── MATERIAL PROVIDED ──

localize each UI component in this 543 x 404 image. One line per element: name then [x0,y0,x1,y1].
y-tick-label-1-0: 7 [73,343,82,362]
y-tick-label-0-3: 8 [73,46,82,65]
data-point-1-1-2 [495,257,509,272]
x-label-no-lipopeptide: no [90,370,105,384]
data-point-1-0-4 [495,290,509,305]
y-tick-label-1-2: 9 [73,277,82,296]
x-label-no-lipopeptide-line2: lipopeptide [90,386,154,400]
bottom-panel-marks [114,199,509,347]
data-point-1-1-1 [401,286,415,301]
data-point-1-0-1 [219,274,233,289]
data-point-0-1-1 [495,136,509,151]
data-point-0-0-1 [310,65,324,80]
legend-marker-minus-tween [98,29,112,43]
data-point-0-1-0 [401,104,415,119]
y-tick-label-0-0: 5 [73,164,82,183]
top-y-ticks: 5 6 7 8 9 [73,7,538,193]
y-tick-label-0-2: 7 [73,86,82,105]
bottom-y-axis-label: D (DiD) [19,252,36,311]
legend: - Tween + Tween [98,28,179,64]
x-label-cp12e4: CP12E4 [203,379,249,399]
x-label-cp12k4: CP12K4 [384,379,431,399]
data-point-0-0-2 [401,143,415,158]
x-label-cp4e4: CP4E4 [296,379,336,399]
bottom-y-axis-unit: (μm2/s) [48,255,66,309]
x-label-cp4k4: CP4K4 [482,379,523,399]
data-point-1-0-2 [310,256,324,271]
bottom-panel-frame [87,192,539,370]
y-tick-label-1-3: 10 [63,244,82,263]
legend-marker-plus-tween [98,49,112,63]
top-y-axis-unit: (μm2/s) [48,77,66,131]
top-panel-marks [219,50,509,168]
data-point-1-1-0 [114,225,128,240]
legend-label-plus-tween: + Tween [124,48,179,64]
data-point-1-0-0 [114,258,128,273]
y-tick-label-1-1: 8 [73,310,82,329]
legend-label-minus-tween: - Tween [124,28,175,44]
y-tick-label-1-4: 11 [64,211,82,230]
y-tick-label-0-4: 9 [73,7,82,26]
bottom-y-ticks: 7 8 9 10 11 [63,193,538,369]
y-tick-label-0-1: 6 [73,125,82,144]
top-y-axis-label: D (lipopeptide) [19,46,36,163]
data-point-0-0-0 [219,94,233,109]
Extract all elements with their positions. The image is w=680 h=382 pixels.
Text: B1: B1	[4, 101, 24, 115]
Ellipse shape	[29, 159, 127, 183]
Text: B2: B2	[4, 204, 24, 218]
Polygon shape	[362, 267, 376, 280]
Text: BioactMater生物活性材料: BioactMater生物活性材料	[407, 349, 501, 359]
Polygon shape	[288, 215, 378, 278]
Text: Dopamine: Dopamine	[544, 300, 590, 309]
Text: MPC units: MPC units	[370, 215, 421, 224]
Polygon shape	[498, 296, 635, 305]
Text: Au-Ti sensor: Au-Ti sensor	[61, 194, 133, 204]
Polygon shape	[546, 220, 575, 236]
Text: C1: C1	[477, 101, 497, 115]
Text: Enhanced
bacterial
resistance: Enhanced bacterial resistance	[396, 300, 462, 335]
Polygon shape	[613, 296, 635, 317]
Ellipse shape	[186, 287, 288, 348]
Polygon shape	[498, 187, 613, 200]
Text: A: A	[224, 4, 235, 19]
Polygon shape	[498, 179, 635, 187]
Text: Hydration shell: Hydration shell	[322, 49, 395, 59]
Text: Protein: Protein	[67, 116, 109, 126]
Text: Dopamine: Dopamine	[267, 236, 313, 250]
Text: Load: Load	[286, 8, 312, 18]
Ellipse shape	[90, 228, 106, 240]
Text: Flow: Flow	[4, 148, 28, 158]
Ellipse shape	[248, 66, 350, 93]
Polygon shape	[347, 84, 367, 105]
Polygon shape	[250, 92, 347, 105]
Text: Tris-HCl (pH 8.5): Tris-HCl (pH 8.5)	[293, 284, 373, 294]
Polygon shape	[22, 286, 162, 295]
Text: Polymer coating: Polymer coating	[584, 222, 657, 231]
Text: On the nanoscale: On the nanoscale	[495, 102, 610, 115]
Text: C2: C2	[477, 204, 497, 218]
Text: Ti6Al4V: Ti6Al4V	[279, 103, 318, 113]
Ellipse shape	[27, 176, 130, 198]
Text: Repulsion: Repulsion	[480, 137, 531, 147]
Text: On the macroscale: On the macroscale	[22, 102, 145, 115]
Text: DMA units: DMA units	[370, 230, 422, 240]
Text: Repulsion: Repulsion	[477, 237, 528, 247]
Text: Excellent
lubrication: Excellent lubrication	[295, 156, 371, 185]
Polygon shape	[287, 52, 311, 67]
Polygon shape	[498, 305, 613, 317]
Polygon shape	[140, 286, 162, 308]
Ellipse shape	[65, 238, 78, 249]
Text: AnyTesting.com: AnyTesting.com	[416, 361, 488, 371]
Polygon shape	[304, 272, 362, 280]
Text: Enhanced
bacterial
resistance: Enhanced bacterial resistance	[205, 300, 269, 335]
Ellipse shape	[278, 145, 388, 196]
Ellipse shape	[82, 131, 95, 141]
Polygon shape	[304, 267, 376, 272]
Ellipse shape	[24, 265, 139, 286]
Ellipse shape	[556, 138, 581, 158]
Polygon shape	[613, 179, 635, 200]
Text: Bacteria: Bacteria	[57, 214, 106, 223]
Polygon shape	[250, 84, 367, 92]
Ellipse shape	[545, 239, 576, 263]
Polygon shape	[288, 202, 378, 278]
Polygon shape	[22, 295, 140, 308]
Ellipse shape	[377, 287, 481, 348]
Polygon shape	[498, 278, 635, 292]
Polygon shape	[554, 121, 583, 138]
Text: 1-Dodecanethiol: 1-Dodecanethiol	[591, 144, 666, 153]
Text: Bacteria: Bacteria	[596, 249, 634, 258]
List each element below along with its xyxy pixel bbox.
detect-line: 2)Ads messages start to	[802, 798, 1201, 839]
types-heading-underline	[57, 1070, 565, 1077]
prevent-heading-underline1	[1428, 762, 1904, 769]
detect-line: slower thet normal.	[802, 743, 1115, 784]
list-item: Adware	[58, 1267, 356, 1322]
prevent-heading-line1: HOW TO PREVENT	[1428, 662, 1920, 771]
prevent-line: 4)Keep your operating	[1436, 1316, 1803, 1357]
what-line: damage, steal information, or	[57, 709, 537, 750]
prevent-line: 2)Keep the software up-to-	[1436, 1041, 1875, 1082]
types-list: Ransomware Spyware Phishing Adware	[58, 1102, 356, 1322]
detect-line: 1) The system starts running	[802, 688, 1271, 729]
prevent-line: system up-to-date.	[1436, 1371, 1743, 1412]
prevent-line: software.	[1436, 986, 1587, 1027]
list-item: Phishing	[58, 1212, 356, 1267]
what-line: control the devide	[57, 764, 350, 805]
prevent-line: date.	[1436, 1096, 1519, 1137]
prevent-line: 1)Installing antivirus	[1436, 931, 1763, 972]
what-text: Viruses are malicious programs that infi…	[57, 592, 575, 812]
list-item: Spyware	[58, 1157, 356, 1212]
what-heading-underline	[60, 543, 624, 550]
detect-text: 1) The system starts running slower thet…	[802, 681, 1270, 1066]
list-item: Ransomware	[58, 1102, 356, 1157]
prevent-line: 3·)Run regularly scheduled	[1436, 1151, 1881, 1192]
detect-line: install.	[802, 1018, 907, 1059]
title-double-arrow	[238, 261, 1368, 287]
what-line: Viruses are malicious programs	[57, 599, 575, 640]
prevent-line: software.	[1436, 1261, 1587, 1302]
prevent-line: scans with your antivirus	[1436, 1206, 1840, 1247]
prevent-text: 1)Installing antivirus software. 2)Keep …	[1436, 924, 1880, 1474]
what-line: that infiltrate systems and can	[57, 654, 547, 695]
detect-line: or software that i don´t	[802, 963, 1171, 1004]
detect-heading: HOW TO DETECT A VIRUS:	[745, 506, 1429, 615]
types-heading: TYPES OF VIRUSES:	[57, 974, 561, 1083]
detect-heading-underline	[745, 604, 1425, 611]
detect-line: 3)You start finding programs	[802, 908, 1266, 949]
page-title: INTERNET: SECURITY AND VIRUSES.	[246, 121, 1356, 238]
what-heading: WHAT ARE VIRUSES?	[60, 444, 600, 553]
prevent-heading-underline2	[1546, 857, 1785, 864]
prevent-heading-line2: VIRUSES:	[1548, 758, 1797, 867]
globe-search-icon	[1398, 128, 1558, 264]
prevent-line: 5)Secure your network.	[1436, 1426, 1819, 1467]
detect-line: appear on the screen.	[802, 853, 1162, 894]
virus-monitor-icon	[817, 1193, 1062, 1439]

───

TASK DESCRIPTION: Where a line above holds the string "axis", show that line.

ANSWER SECTION:
bottom-y-axis-label: D (DiD) [19,252,36,311]
bottom-y-axis-unit: (μm2/s) [48,255,66,309]
top-y-axis-unit: (μm2/s) [48,77,66,131]
top-y-axis-label: D (lipopeptide) [19,46,36,163]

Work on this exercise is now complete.